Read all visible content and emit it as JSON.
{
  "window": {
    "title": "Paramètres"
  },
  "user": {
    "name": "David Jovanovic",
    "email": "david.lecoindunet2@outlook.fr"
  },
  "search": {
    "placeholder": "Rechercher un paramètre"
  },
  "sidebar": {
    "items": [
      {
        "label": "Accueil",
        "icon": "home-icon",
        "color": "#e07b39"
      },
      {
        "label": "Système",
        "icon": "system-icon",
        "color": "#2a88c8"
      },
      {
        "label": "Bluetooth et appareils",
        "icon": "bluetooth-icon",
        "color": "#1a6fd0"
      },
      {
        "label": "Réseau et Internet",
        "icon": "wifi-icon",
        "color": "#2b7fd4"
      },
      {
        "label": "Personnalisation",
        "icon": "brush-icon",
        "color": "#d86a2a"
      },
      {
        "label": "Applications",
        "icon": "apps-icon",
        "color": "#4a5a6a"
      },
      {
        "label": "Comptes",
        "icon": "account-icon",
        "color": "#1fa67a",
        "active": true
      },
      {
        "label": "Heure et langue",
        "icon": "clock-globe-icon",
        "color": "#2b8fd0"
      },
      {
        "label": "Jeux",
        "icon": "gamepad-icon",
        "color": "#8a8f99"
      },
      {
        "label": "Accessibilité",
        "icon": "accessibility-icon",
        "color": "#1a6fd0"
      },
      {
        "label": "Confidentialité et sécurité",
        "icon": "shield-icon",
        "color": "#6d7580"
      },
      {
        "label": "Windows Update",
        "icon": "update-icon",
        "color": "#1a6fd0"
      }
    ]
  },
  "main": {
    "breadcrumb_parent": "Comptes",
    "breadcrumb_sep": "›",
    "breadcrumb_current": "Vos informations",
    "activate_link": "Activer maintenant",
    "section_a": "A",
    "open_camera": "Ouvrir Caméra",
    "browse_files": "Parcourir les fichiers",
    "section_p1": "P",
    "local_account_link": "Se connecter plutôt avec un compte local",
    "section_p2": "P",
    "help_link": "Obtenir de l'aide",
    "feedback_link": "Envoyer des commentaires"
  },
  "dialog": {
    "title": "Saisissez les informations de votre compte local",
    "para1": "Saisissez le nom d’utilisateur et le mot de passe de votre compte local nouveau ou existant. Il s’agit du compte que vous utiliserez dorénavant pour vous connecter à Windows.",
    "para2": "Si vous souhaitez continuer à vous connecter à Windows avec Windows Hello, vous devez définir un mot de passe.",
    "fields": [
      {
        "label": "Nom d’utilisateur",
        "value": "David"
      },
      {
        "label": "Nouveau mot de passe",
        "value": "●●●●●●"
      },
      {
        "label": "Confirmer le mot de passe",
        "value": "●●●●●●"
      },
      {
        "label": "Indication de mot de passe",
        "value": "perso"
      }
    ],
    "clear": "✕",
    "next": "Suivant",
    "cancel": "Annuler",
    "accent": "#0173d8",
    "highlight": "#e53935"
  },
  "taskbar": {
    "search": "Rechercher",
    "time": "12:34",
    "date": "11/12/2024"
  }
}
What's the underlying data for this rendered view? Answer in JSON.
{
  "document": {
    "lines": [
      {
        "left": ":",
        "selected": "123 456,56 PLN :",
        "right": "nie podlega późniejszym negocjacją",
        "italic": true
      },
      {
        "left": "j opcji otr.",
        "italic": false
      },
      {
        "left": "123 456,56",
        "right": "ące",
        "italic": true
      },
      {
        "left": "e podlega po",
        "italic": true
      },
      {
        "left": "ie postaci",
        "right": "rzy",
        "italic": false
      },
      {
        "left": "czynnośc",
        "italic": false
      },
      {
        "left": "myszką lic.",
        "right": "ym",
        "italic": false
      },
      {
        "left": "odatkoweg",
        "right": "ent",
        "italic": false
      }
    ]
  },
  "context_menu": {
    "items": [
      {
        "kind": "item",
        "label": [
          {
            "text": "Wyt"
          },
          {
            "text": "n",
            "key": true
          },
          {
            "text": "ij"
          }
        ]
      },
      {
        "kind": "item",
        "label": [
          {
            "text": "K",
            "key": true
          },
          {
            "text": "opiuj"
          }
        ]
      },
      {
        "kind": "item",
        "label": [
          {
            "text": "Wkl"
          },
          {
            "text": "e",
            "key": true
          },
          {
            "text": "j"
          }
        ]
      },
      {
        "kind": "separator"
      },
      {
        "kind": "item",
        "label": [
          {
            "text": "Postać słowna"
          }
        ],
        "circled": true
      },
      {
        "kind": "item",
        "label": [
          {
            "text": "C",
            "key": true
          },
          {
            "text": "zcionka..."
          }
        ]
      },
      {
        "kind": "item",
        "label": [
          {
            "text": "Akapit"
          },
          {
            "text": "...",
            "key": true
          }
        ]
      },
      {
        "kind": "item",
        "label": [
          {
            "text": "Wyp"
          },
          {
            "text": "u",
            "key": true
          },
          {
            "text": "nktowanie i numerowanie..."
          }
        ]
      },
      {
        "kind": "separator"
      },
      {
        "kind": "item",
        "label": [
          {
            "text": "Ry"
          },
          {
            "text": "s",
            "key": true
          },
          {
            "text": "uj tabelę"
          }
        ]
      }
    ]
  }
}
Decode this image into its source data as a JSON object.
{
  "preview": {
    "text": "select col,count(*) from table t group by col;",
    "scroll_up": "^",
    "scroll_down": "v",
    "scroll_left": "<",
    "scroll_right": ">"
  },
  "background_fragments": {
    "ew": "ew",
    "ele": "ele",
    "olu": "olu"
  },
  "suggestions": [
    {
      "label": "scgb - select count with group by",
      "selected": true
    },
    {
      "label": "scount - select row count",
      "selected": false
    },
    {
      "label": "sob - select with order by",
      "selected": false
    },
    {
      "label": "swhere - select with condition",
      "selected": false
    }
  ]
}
•••
TO BE DONE: Search the preceding listing for "icon" and extract every line where it is found.

EXERCISE RESPONSE:
        "icon": "home-icon",
        "icon": "system-icon",
        "icon": "bluetooth-icon",
        "icon": "wifi-icon",
        "icon": "brush-icon",
        "icon": "apps-icon",
        "icon": "account-icon",
        "icon": "clock-globe-icon",
        "icon": "gamepad-icon",
        "icon": "accessibility-icon",
        "icon": "shield-icon",
        "icon": "update-icon",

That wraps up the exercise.